**Exercise**. Give the data a second time, exactly and in full.

**Data section**.

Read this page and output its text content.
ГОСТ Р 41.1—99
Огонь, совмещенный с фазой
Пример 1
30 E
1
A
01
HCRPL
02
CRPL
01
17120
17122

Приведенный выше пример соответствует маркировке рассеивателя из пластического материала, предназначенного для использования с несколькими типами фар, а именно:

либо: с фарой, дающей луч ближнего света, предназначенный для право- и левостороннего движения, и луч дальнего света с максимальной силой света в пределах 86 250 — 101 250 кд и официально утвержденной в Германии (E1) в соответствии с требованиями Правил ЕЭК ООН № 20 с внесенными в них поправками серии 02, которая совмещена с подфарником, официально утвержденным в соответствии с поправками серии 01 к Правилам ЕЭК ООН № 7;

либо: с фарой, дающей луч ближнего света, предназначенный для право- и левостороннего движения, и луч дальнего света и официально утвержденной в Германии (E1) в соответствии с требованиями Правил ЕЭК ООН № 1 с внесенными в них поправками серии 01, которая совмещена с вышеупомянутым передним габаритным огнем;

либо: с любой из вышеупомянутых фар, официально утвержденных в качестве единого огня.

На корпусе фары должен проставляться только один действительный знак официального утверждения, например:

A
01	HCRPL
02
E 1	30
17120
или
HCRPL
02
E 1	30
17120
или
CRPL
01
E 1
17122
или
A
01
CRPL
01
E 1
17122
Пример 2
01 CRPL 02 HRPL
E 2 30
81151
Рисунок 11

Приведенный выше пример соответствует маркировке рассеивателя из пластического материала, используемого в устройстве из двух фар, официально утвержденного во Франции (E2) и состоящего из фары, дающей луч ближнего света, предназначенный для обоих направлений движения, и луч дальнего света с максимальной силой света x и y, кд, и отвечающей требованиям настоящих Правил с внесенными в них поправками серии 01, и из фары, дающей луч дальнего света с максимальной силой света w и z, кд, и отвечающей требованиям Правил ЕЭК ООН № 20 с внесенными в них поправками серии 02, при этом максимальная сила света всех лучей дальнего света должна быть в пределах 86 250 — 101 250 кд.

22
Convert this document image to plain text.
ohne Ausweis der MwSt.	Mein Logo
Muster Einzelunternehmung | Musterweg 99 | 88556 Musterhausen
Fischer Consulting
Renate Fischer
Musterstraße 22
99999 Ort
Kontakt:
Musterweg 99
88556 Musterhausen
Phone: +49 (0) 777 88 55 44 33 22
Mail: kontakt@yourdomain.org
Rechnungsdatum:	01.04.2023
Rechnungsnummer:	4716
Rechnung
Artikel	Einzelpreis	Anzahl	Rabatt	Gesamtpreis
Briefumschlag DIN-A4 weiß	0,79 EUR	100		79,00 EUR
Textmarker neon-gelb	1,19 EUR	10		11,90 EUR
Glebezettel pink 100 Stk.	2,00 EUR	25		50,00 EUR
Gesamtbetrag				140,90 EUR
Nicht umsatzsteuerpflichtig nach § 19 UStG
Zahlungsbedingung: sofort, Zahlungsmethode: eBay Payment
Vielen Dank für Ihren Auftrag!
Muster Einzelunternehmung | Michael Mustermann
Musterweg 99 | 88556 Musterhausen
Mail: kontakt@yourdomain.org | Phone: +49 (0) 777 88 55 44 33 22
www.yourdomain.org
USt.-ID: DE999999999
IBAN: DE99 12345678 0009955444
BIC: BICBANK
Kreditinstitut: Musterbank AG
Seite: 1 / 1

**Answer to this exercise**.
Read this page and output its text content.
ГОСТ Р 41.1—99
Огонь, совмещенный с фазой
Пример 1
30 E
1
A
01
HCRPL
02
CRPL
01
17120
17122

Приведенный выше пример соответствует маркировке рассеивателя из пластического материала, предназначенного для использования с несколькими типами фар, а именно:

либо: с фарой, дающей луч ближнего света, предназначенный для право- и левостороннего движения, и луч дальнего света с максимальной силой света в пределах 86 250 — 101 250 кд и официально утвержденной в Германии (E1) в соответствии с требованиями Правил ЕЭК ООН № 20 с внесенными в них поправками серии 02, которая совмещена с подфарником, официально утвержденным в соответствии с поправками серии 01 к Правилам ЕЭК ООН № 7;

либо: с фарой, дающей луч ближнего света, предназначенный для право- и левостороннего движения, и луч дальнего света и официально утвержденной в Германии (E1) в соответствии с требованиями Правил ЕЭК ООН № 1 с внесенными в них поправками серии 01, которая совмещена с вышеупомянутым передним габаритным огнем;

либо: с любой из вышеупомянутых фар, официально утвержденных в качестве единого огня.

На корпусе фары должен проставляться только один действительный знак официального утверждения, например:

A
01	HCRPL
02
E 1	30
17120
или
HCRPL
02
E 1	30
17120
или
CRPL
01
E 1
17122
или
A
01
CRPL
01
E 1
17122
Пример 2
01 CRPL 02 HRPL
E 2 30
81151
Рисунок 11

Приведенный выше пример соответствует маркировке рассеивателя из пластического материала, используемого в устройстве из двух фар, официально утвержденного во Франции (E2) и состоящего из фары, дающей луч ближнего света, предназначенный для обоих направлений движения, и луч дальнего света с максимальной силой света x и y, кд, и отвечающей требованиям настоящих Правил с внесенными в них поправками серии 01, и из фары, дающей луч дальнего света с максимальной силой света w и z, кд, и отвечающей требованиям Правил ЕЭК ООН № 20 с внесенными в них поправками серии 02, при этом максимальная сила света всех лучей дальнего света должна быть в пределах 86 250 — 101 250 кд.

22
Convert this document image to plain text.
ohne Ausweis der MwSt.	Mein Logo
Muster Einzelunternehmung | Musterweg 99 | 88556 Musterhausen
Fischer Consulting
Renate Fischer
Musterstraße 22
99999 Ort
Kontakt:
Musterweg 99
88556 Musterhausen
Phone: +49 (0) 777 88 55 44 33 22
Mail: kontakt@yourdomain.org
Rechnungsdatum:	01.04.2023
Rechnungsnummer:	4716
Rechnung
Artikel	Einzelpreis	Anzahl	Rabatt	Gesamtpreis
Briefumschlag DIN-A4 weiß	0,79 EUR	100		79,00 EUR
Textmarker neon-gelb	1,19 EUR	10		11,90 EUR
Glebezettel pink 100 Stk.	2,00 EUR	25		50,00 EUR
Gesamtbetrag				140,90 EUR
Nicht umsatzsteuerpflichtig nach § 19 UStG
Zahlungsbedingung: sofort, Zahlungsmethode: eBay Payment
Vielen Dank für Ihren Auftrag!
Muster Einzelunternehmung | Michael Mustermann
Musterweg 99 | 88556 Musterhausen
Mail: kontakt@yourdomain.org | Phone: +49 (0) 777 88 55 44 33 22
www.yourdomain.org
USt.-ID: DE999999999
IBAN: DE99 12345678 0009955444
BIC: BICBANK
Kreditinstitut: Musterbank AG
Seite: 1 / 1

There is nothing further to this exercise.